> **Instruction**:
Copy every line of the listing exactly.

> **Material supplied**:
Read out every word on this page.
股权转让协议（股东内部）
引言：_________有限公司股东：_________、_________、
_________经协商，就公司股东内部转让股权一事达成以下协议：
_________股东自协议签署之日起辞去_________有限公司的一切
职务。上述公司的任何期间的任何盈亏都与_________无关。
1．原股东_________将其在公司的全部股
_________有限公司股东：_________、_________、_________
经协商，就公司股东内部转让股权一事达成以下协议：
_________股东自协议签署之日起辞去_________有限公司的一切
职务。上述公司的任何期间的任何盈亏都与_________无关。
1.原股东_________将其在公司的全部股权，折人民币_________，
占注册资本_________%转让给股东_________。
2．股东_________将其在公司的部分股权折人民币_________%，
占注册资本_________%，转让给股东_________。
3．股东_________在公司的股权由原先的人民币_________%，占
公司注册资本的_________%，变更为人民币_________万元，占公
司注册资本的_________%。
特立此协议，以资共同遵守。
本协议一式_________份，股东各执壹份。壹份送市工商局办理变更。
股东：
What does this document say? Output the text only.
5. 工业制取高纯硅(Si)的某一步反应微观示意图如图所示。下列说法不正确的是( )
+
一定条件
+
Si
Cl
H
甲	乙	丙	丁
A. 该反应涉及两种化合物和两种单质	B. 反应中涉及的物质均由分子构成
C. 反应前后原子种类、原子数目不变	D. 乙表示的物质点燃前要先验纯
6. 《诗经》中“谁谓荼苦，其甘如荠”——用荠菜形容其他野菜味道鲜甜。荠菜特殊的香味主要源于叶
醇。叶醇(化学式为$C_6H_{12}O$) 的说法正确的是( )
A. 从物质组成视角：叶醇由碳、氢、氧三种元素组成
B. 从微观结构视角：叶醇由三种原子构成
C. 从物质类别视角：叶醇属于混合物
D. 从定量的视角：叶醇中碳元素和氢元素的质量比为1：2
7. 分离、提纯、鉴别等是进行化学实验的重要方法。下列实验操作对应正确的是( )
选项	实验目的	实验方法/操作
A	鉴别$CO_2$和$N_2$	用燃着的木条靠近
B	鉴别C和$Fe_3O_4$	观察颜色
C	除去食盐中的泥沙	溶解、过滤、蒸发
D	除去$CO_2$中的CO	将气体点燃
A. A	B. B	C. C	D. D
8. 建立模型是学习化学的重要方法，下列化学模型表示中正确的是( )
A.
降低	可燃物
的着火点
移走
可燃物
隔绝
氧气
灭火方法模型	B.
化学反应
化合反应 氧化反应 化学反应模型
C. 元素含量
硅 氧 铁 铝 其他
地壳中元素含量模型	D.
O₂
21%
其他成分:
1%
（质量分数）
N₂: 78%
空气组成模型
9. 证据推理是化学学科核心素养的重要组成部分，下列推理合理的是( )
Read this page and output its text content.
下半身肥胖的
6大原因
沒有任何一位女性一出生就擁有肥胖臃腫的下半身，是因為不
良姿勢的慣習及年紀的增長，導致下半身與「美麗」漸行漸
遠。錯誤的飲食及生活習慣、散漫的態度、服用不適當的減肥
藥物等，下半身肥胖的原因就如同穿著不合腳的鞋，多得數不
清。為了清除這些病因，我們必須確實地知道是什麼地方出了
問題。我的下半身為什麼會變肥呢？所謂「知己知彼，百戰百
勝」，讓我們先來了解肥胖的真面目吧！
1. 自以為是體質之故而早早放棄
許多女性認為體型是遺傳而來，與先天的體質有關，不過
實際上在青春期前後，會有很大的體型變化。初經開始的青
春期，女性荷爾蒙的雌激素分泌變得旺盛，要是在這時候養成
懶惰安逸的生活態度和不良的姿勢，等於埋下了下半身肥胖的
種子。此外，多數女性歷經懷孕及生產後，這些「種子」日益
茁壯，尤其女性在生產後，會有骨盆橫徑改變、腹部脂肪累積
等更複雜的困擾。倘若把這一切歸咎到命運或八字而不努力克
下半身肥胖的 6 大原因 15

> **Answer in full**:
Read out every word on this page.
股权转让协议（股东内部）
引言：_________有限公司股东：_________、_________、
_________经协商，就公司股东内部转让股权一事达成以下协议：
_________股东自协议签署之日起辞去_________有限公司的一切
职务。上述公司的任何期间的任何盈亏都与_________无关。
1．原股东_________将其在公司的全部股
_________有限公司股东：_________、_________、_________
经协商，就公司股东内部转让股权一事达成以下协议：
_________股东自协议签署之日起辞去_________有限公司的一切
职务。上述公司的任何期间的任何盈亏都与_________无关。
1.原股东_________将其在公司的全部股权，折人民币_________，
占注册资本_________%转让给股东_________。
2．股东_________将其在公司的部分股权折人民币_________%，
占注册资本_________%，转让给股东_________。
3．股东_________在公司的股权由原先的人民币_________%，占
公司注册资本的_________%，变更为人民币_________万元，占公
司注册资本的_________%。
特立此协议，以资共同遵守。
本协议一式_________份，股东各执壹份。壹份送市工商局办理变更。
股东：
What does this document say? Output the text only.
5. 工业制取高纯硅(Si)的某一步反应微观示意图如图所示。下列说法不正确的是( )
+
一定条件
+
Si
Cl
H
甲	乙	丙	丁
A. 该反应涉及两种化合物和两种单质	B. 反应中涉及的物质均由分子构成
C. 反应前后原子种类、原子数目不变	D. 乙表示的物质点燃前要先验纯
6. 《诗经》中“谁谓荼苦，其甘如荠”——用荠菜形容其他野菜味道鲜甜。荠菜特殊的香味主要源于叶
醇。叶醇(化学式为$C_6H_{12}O$) 的说法正确的是( )
A. 从物质组成视角：叶醇由碳、氢、氧三种元素组成
B. 从微观结构视角：叶醇由三种原子构成
C. 从物质类别视角：叶醇属于混合物
D. 从定量的视角：叶醇中碳元素和氢元素的质量比为1：2
7. 分离、提纯、鉴别等是进行化学实验的重要方法。下列实验操作对应正确的是( )
选项	实验目的	实验方法/操作
A	鉴别$CO_2$和$N_2$	用燃着的木条靠近
B	鉴别C和$Fe_3O_4$	观察颜色
C	除去食盐中的泥沙	溶解、过滤、蒸发
D	除去$CO_2$中的CO	将气体点燃
A. A	B. B	C. C	D. D
8. 建立模型是学习化学的重要方法，下列化学模型表示中正确的是( )
A.
降低	可燃物
的着火点
移走
可燃物
隔绝
氧气
灭火方法模型	B.
化学反应
化合反应 氧化反应 化学反应模型
C. 元素含量
硅 氧 铁 铝 其他
地壳中元素含量模型	D.
O₂
21%
其他成分:
1%
（质量分数）
N₂: 78%
空气组成模型
9. 证据推理是化学学科核心素养的重要组成部分，下列推理合理的是( )
Read this page and output its text content.
下半身肥胖的
6大原因
沒有任何一位女性一出生就擁有肥胖臃腫的下半身，是因為不
良姿勢的慣習及年紀的增長，導致下半身與「美麗」漸行漸
遠。錯誤的飲食及生活習慣、散漫的態度、服用不適當的減肥
藥物等，下半身肥胖的原因就如同穿著不合腳的鞋，多得數不
清。為了清除這些病因，我們必須確實地知道是什麼地方出了
問題。我的下半身為什麼會變肥呢？所謂「知己知彼，百戰百
勝」，讓我們先來了解肥胖的真面目吧！
1. 自以為是體質之故而早早放棄
許多女性認為體型是遺傳而來，與先天的體質有關，不過
實際上在青春期前後，會有很大的體型變化。初經開始的青
春期，女性荷爾蒙的雌激素分泌變得旺盛，要是在這時候養成
懶惰安逸的生活態度和不良的姿勢，等於埋下了下半身肥胖的
種子。此外，多數女性歷經懷孕及生產後，這些「種子」日益
茁壯，尤其女性在生產後，會有骨盆橫徑改變、腹部脂肪累積
等更複雜的困擾。倘若把這一切歸咎到命運或八字而不努力克
下半身肥胖的 6 大原因 15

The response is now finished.